## PROBLEM TO SOLVE
Identify the lines containing the word "دوشنبه". Copy each one.

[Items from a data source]
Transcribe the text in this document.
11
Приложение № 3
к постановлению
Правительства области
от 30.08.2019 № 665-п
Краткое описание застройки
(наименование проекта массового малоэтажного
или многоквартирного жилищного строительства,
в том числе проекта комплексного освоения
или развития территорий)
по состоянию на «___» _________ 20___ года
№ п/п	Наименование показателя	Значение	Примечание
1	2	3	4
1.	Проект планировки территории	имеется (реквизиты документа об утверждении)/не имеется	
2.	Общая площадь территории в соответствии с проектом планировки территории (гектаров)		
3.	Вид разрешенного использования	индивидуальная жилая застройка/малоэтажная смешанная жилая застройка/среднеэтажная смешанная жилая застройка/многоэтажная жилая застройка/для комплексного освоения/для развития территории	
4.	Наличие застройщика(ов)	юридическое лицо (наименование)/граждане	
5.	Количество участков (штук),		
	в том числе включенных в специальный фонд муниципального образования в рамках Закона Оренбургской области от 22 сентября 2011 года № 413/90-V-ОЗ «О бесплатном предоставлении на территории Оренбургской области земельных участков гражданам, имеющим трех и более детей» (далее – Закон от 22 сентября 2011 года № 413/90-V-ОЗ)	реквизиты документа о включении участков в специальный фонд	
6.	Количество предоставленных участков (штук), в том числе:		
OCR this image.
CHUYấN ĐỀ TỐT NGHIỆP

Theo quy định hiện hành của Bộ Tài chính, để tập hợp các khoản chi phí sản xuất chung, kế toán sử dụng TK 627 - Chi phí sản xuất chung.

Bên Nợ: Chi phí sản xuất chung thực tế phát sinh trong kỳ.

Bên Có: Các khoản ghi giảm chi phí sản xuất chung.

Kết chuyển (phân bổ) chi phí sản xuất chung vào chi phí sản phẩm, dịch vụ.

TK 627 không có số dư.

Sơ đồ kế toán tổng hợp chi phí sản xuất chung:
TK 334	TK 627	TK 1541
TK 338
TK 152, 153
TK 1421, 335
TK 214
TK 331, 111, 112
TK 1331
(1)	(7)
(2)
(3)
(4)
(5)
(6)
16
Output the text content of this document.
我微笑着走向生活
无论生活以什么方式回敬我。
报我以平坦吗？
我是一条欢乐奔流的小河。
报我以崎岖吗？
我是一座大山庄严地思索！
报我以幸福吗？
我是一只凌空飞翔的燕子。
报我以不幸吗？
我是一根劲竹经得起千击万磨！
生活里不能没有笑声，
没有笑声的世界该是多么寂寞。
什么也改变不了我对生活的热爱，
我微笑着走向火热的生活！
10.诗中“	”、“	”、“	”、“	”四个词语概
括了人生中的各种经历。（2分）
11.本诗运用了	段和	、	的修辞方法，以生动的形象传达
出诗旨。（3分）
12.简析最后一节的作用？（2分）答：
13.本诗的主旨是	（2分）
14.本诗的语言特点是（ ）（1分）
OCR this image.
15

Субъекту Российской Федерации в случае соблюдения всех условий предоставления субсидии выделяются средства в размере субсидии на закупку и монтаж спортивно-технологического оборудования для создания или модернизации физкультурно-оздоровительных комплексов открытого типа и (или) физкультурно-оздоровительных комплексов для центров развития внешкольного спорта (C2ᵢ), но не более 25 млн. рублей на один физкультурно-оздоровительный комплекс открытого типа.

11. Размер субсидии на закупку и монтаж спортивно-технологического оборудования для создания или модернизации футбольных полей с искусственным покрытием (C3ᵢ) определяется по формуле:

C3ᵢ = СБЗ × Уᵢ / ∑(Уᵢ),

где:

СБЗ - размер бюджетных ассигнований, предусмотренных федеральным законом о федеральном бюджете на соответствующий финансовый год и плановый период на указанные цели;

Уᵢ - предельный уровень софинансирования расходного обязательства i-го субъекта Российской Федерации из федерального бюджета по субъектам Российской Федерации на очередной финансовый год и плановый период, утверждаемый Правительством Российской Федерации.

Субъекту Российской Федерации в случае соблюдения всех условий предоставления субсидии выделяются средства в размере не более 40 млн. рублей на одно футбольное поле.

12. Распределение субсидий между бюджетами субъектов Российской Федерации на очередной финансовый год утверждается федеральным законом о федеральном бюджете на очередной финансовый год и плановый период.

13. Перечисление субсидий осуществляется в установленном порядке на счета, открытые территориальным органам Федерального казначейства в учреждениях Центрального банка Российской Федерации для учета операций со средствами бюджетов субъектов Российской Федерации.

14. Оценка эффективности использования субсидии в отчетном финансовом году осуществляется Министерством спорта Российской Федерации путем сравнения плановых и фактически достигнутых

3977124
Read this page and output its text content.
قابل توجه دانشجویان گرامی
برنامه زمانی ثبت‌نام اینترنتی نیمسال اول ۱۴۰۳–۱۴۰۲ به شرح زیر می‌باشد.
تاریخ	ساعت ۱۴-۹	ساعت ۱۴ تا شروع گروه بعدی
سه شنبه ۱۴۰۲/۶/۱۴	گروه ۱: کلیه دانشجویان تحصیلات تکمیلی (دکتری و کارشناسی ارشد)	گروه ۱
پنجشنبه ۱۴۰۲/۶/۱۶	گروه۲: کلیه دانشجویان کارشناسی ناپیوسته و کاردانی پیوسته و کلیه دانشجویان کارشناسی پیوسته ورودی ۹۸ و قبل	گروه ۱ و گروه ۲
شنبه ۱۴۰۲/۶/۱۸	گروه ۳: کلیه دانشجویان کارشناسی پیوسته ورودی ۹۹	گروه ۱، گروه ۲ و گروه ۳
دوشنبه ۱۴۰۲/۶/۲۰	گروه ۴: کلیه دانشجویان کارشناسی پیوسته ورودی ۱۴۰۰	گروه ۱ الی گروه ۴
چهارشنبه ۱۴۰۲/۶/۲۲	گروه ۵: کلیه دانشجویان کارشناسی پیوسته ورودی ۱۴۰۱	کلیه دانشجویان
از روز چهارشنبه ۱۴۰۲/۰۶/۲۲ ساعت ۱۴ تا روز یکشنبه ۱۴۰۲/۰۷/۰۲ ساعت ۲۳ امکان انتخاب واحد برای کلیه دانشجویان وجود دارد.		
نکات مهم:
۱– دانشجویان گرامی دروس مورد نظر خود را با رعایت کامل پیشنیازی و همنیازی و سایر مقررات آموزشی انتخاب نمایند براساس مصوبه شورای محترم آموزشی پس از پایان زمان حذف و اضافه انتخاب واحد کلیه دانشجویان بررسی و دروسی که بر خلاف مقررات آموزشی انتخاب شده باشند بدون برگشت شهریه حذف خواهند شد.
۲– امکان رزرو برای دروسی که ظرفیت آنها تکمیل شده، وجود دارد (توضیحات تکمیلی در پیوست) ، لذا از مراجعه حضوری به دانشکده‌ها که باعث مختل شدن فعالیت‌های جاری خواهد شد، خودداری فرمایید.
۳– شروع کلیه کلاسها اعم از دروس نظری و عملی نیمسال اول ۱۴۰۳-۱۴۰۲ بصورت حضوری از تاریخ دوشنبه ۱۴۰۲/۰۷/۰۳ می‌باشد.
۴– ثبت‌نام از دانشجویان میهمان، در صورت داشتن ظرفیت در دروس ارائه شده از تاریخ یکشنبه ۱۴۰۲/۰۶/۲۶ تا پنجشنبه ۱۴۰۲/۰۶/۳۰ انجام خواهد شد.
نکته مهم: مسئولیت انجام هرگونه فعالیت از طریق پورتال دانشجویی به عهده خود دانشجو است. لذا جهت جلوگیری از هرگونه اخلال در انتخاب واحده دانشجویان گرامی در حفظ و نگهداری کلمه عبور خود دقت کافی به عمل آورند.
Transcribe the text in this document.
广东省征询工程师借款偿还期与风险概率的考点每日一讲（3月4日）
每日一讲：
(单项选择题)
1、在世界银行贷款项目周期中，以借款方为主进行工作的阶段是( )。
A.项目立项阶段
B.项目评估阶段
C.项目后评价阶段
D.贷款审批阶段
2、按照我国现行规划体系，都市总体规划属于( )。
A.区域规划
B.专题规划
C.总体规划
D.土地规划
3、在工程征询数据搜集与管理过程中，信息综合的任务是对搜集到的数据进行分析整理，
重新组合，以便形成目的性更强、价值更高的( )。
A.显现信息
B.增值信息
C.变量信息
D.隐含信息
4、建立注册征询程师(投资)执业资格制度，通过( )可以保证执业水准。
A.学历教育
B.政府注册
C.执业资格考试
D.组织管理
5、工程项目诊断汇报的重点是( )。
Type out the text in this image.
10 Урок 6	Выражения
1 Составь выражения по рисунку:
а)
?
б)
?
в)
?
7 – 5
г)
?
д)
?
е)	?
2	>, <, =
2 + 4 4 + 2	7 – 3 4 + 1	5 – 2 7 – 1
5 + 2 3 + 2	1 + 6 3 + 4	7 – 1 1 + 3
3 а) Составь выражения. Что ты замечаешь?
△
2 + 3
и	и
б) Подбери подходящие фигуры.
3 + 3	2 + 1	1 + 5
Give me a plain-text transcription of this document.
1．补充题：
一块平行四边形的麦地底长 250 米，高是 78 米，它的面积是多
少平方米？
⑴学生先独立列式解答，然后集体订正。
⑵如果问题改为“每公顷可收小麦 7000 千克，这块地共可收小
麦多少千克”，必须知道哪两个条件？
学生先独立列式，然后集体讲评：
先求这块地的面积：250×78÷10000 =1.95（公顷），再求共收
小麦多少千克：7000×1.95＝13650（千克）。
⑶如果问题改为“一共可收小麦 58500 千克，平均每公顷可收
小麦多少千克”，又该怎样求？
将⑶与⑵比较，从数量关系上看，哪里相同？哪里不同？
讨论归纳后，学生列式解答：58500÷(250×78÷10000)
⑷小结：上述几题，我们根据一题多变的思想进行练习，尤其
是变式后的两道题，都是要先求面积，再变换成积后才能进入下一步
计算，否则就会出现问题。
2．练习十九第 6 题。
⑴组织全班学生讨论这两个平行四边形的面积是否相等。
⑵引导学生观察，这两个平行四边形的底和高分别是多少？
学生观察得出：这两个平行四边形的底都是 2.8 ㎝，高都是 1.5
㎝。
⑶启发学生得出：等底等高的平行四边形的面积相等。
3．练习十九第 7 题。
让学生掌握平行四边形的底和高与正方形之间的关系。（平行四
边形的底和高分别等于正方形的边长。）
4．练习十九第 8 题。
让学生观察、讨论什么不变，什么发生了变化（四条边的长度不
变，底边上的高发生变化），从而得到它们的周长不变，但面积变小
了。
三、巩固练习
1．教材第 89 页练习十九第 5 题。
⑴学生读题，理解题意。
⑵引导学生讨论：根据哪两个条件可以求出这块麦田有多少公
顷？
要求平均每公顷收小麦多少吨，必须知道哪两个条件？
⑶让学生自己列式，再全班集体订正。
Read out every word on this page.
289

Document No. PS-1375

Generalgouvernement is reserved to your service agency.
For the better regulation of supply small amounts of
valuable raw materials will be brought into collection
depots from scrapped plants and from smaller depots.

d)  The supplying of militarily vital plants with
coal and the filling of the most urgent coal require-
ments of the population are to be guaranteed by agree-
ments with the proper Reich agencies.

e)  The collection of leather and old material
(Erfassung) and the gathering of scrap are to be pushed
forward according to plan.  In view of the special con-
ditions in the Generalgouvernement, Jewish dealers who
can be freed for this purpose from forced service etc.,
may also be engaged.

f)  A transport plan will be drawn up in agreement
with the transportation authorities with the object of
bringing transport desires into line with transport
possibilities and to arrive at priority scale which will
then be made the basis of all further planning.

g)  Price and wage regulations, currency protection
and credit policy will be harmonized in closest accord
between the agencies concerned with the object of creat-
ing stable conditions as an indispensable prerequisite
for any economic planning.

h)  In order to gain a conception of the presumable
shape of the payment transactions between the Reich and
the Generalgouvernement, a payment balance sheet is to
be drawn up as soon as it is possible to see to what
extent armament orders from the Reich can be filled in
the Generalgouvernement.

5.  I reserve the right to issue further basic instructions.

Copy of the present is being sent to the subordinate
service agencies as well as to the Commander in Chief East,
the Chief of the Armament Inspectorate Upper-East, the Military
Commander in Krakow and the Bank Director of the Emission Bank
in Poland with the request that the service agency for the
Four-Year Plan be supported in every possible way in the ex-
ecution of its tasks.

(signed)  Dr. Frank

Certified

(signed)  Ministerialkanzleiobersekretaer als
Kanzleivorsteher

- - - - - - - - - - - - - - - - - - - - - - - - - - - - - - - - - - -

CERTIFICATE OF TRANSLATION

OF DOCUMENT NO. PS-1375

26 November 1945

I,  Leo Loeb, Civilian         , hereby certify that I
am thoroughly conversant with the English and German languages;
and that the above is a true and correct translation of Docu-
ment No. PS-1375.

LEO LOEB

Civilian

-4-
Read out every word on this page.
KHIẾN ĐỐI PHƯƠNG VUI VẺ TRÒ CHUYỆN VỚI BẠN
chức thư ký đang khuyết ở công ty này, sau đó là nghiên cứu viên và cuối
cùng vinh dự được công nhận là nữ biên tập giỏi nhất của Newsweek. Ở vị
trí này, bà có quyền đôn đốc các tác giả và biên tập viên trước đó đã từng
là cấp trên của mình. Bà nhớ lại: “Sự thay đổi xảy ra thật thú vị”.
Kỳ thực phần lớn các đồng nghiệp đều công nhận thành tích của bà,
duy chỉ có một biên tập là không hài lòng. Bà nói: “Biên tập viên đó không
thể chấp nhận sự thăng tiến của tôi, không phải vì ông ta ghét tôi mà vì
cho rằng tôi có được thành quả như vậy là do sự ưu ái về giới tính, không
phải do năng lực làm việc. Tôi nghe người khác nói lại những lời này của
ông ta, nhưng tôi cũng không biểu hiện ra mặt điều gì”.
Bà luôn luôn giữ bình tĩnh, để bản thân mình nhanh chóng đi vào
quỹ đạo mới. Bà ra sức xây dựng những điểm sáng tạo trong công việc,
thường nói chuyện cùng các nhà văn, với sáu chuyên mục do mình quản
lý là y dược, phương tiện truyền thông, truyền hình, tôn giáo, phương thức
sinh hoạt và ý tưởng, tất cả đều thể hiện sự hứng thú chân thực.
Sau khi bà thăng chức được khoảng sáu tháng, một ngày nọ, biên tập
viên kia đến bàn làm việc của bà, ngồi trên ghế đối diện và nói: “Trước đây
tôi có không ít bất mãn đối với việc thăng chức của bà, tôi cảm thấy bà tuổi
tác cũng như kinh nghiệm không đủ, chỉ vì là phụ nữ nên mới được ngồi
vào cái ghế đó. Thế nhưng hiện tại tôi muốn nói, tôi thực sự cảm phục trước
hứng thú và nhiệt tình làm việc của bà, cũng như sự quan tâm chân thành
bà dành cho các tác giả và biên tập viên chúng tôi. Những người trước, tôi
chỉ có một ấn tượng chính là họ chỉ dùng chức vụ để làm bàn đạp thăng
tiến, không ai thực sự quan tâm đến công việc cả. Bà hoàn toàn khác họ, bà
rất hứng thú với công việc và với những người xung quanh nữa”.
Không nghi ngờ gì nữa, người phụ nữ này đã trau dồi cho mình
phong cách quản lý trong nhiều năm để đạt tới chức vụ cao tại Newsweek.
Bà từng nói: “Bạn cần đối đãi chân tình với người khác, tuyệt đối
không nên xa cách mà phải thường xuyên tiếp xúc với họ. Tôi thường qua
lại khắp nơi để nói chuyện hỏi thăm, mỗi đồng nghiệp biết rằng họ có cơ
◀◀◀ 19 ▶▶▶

## FINISHED TASK
دوشنبه ۱۴۰۲/۶/۲۰	گروه ۴: کلیه دانشجویان کارشناسی پیوسته ورودی ۱۴۰۰	گروه ۱ الی گروه ۴
۳– شروع کلیه کلاسها اعم از دروس نظری و عملی نیمسال اول ۱۴۰۳-۱۴۰۲ بصورت حضوری از تاریخ دوشنبه ۱۴۰۲/۰۷/۰۳ می‌باشد.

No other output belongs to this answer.